(Rows from a dataset)
########################################

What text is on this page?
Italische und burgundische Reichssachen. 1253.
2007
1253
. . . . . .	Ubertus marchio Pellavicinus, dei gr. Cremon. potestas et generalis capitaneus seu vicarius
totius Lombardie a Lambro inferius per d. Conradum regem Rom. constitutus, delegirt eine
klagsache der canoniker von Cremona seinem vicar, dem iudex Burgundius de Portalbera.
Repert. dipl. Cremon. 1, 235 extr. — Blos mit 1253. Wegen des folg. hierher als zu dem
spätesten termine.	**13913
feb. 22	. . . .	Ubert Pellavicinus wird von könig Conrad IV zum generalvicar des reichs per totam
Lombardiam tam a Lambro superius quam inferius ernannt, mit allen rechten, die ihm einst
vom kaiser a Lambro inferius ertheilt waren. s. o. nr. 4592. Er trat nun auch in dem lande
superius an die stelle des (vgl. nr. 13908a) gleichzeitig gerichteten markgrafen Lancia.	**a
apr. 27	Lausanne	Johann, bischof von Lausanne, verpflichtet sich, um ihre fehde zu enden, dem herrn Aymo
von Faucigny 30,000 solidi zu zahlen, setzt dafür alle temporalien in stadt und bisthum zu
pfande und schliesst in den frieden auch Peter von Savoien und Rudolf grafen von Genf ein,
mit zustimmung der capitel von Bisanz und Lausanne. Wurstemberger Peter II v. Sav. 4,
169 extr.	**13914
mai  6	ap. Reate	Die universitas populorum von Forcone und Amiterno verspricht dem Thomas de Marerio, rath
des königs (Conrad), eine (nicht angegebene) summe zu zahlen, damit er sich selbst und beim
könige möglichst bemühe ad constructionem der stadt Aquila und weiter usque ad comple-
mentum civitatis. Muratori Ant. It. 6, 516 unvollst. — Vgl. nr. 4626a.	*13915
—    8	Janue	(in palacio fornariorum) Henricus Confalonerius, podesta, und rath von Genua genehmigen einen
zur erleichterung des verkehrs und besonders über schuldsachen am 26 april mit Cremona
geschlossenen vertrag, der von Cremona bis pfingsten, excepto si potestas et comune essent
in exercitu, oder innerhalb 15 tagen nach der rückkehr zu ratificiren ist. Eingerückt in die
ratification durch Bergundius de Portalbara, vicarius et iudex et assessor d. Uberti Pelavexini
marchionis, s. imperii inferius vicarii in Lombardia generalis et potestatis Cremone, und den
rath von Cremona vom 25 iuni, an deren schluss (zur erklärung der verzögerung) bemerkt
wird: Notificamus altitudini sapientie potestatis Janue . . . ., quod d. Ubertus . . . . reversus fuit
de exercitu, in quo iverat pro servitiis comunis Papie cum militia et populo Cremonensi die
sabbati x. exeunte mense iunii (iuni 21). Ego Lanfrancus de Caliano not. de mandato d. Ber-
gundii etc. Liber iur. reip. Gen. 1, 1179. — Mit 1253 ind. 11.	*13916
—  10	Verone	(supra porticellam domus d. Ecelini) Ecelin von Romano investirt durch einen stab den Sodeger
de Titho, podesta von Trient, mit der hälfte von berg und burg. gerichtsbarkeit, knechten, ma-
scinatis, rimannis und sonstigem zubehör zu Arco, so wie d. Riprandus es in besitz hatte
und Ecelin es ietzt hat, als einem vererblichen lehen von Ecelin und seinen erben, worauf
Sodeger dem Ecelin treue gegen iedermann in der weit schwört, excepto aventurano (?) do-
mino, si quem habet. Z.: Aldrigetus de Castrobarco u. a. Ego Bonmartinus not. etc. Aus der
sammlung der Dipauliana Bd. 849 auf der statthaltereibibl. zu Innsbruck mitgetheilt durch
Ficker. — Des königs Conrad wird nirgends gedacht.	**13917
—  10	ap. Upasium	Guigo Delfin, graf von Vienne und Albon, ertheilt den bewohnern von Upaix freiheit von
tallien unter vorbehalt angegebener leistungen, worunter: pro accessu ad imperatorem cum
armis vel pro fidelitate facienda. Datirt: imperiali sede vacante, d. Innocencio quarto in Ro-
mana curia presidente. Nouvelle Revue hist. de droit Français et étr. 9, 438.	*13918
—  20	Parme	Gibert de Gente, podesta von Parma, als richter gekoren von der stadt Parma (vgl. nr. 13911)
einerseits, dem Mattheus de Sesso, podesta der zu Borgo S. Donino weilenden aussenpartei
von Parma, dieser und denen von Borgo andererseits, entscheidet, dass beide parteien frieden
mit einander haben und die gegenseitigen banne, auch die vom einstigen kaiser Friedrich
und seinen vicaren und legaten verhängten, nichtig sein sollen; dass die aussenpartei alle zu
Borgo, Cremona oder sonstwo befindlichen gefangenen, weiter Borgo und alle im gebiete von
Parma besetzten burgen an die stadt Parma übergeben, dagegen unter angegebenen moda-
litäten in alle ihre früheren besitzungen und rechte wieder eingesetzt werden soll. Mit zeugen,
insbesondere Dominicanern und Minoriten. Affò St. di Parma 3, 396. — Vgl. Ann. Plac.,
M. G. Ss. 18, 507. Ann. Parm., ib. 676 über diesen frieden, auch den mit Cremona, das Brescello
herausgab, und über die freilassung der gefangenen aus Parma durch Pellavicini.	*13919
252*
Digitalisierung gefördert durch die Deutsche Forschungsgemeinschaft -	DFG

########################################

• _Task directions_:
Collect every line from the records above that contains the word "auch".

• _Response_:
vom kaiser a Lambro inferius ertheilt waren. s. o. nr. 4592. Er trat nun auch in dem lande
pfande und schliesst in den frieden auch Peter von Savoien und Rudolf grafen von Genf ein,
mit einander haben und die gegenseitigen banne, auch die vom einstigen kaiser Friedrich
M. G. Ss. 18, 507. Ann. Parm., ib. 676 über diesen frieden, auch den mit Cremona, das Brescello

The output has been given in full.